▸ **SHORT EXERCISE**
Drop every picture, then transcribe the remaining data exactly.

+++ DATASET EXCERPTS +++

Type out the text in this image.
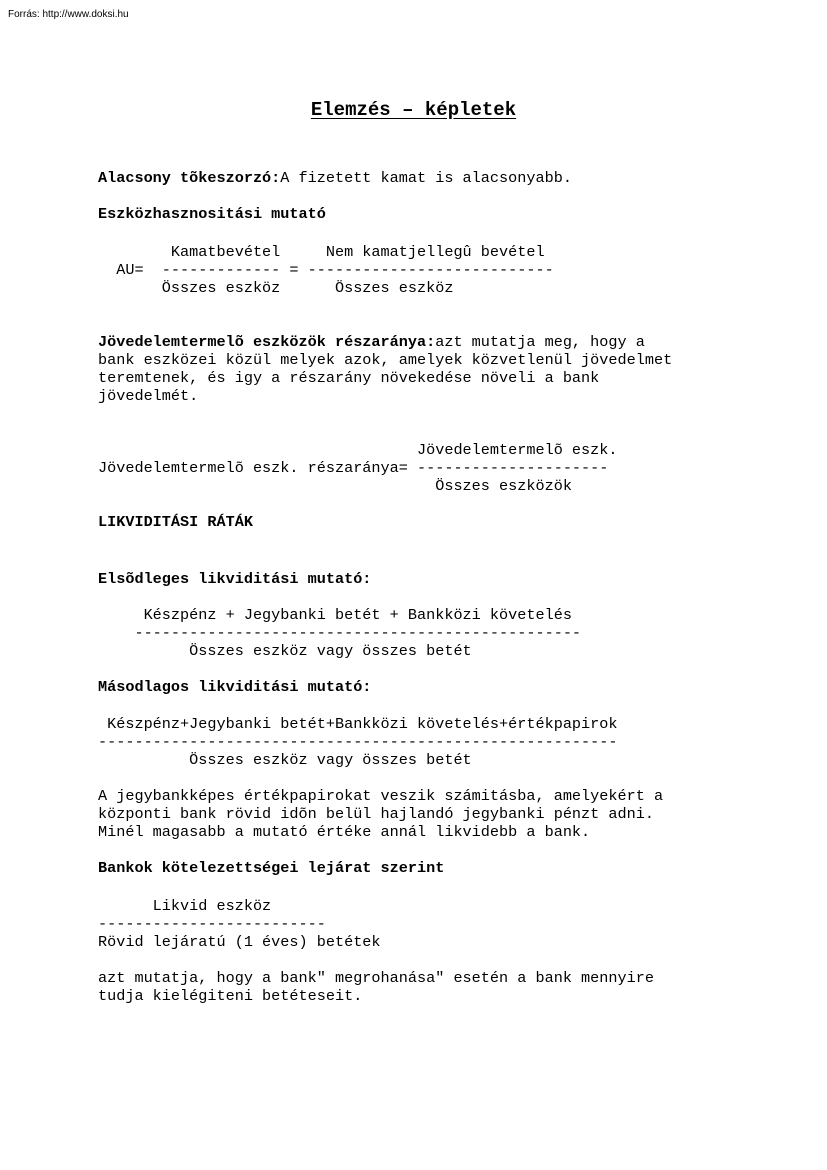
Forrás: http://www.doksi.hu
Elemzés – képletek
Alacsony tõkeszorzó:A fizetett kamat is alacsonyabb.
Eszközhasznositási mutató
Kamatbevétel     Nem kamatjellegû bevétel
AU=  ------------- = ---------------------------
Összes eszköz      Összes eszköz
Jövedelemtermelõ eszközök részaránya:azt mutatja meg, hogy a
bank eszközei közül melyek azok, amelyek közvetlenül jövedelmet
teremtenek, és igy a részarány növekedése növeli a bank
jövedelmét.
Jövedelemtermelõ eszk.
Jövedelemtermelõ eszk. részaránya= ---------------------
Összes eszközök
LIKVIDITÁSI RÁTÁK
Elsõdleges likviditási mutató:
Készpénz + Jegybanki betét + Bankközi követelés
-------------------------------------------------
Összes eszköz vagy összes betét
Másodlagos likviditási mutató:
Készpénz+Jegybanki betét+Bankközi követelés+értékpapirok
---------------------------------------------------------
Összes eszköz vagy összes betét
A jegybankképes értékpapirokat veszik számitásba, amelyekért a
központi bank rövid idõn belül hajlandó jegybanki pénzt adni.
Minél magasabb a mutató értéke annál likvidebb a bank.
Bankok kötelezettségei lejárat szerint
Likvid eszköz
-------------------------
Rövid lejáratú (1 éves) betétek
azt mutatja, hogy a bank" megrohanása" esetén a bank mennyire
tudja kielégiteni betéteseit.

+++

▸ **SOLUTION FOR THIS PROBLEM**
Type out the text in this image.
Forrás: http://www.doksi.hu
Elemzés – képletek
Alacsony tõkeszorzó:A fizetett kamat is alacsonyabb.
Eszközhasznositási mutató
Kamatbevétel     Nem kamatjellegû bevétel
AU=  ------------- = ---------------------------
Összes eszköz      Összes eszköz
Jövedelemtermelõ eszközök részaránya:azt mutatja meg, hogy a
bank eszközei közül melyek azok, amelyek közvetlenül jövedelmet
teremtenek, és igy a részarány növekedése növeli a bank
jövedelmét.
Jövedelemtermelõ eszk.
Jövedelemtermelõ eszk. részaránya= ---------------------
Összes eszközök
LIKVIDITÁSI RÁTÁK
Elsõdleges likviditási mutató:
Készpénz + Jegybanki betét + Bankközi követelés
-------------------------------------------------
Összes eszköz vagy összes betét
Másodlagos likviditási mutató:
Készpénz+Jegybanki betét+Bankközi követelés+értékpapirok
---------------------------------------------------------
Összes eszköz vagy összes betét
A jegybankképes értékpapirokat veszik számitásba, amelyekért a
központi bank rövid idõn belül hajlandó jegybanki pénzt adni.
Minél magasabb a mutató értéke annál likvidebb a bank.
Bankok kötelezettségei lejárat szerint
Likvid eszköz
-------------------------
Rövid lejáratú (1 éves) betétek
azt mutatja, hogy a bank" megrohanása" esetén a bank mennyire
tudja kielégiteni betéteseit.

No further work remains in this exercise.